Collected data
......

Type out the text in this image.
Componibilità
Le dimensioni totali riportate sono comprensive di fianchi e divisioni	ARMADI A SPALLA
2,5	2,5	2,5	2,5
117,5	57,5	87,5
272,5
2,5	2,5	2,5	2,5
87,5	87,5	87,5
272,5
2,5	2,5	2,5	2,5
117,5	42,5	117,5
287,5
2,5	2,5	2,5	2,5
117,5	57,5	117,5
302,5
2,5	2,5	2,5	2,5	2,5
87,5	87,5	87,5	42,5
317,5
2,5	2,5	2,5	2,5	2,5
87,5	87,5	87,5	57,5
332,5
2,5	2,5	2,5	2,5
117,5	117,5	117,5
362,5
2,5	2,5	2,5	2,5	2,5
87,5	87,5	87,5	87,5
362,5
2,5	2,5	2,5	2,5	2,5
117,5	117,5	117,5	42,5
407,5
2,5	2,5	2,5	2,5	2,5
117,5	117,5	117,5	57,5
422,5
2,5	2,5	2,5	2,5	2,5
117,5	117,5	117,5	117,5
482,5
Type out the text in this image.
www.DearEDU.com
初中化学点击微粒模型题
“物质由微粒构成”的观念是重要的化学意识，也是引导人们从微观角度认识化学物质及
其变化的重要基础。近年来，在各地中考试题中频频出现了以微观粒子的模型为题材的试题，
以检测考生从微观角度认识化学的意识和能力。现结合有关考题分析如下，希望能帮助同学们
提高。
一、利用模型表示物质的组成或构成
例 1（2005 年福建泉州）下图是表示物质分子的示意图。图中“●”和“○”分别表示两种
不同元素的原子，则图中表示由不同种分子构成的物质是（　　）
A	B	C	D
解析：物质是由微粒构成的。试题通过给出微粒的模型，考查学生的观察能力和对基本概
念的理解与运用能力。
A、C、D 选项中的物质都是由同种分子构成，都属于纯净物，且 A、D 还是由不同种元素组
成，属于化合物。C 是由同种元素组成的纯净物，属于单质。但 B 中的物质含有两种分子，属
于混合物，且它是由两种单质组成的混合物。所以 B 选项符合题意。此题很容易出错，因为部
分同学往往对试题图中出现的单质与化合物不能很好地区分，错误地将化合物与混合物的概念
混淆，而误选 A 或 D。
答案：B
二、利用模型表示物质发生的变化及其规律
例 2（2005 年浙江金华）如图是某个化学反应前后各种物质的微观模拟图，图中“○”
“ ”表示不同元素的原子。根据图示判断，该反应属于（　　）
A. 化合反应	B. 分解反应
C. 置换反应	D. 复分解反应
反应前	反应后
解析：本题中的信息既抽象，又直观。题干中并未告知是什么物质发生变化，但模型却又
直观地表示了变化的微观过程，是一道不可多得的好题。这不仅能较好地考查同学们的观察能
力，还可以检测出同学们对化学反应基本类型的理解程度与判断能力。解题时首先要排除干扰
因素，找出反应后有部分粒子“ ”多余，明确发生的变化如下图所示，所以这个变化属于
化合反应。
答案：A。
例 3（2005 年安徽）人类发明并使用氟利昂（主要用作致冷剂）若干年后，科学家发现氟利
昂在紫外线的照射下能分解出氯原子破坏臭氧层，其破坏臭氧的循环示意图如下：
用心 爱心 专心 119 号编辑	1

......

(Task requirements): Repeat the entries shown above, every one, word for word.

(Answer below):
Type out the text in this image.
Componibilità
Le dimensioni totali riportate sono comprensive di fianchi e divisioni	ARMADI A SPALLA
2,5	2,5	2,5	2,5
117,5	57,5	87,5
272,5
2,5	2,5	2,5	2,5
87,5	87,5	87,5
272,5
2,5	2,5	2,5	2,5
117,5	42,5	117,5
287,5
2,5	2,5	2,5	2,5
117,5	57,5	117,5
302,5
2,5	2,5	2,5	2,5	2,5
87,5	87,5	87,5	42,5
317,5
2,5	2,5	2,5	2,5	2,5
87,5	87,5	87,5	57,5
332,5
2,5	2,5	2,5	2,5
117,5	117,5	117,5
362,5
2,5	2,5	2,5	2,5	2,5
87,5	87,5	87,5	87,5
362,5
2,5	2,5	2,5	2,5	2,5
117,5	117,5	117,5	42,5
407,5
2,5	2,5	2,5	2,5	2,5
117,5	117,5	117,5	57,5
422,5
2,5	2,5	2,5	2,5	2,5
117,5	117,5	117,5	117,5
482,5
Type out the text in this image.
www.DearEDU.com
初中化学点击微粒模型题
“物质由微粒构成”的观念是重要的化学意识，也是引导人们从微观角度认识化学物质及
其变化的重要基础。近年来，在各地中考试题中频频出现了以微观粒子的模型为题材的试题，
以检测考生从微观角度认识化学的意识和能力。现结合有关考题分析如下，希望能帮助同学们
提高。
一、利用模型表示物质的组成或构成
例 1（2005 年福建泉州）下图是表示物质分子的示意图。图中“●”和“○”分别表示两种
不同元素的原子，则图中表示由不同种分子构成的物质是（　　）
A	B	C	D
解析：物质是由微粒构成的。试题通过给出微粒的模型，考查学生的观察能力和对基本概
念的理解与运用能力。
A、C、D 选项中的物质都是由同种分子构成，都属于纯净物，且 A、D 还是由不同种元素组
成，属于化合物。C 是由同种元素组成的纯净物，属于单质。但 B 中的物质含有两种分子，属
于混合物，且它是由两种单质组成的混合物。所以 B 选项符合题意。此题很容易出错，因为部
分同学往往对试题图中出现的单质与化合物不能很好地区分，错误地将化合物与混合物的概念
混淆，而误选 A 或 D。
答案：B
二、利用模型表示物质发生的变化及其规律
例 2（2005 年浙江金华）如图是某个化学反应前后各种物质的微观模拟图，图中“○”
“ ”表示不同元素的原子。根据图示判断，该反应属于（　　）
A. 化合反应	B. 分解反应
C. 置换反应	D. 复分解反应
反应前	反应后
解析：本题中的信息既抽象，又直观。题干中并未告知是什么物质发生变化，但模型却又
直观地表示了变化的微观过程，是一道不可多得的好题。这不仅能较好地考查同学们的观察能
力，还可以检测出同学们对化学反应基本类型的理解程度与判断能力。解题时首先要排除干扰
因素，找出反应后有部分粒子“ ”多余，明确发生的变化如下图所示，所以这个变化属于
化合反应。
答案：A。
例 3（2005 年安徽）人类发明并使用氟利昂（主要用作致冷剂）若干年后，科学家发现氟利
昂在紫外线的照射下能分解出氯原子破坏臭氧层，其破坏臭氧的循环示意图如下：
用心 爱心 专心 119 号编辑	1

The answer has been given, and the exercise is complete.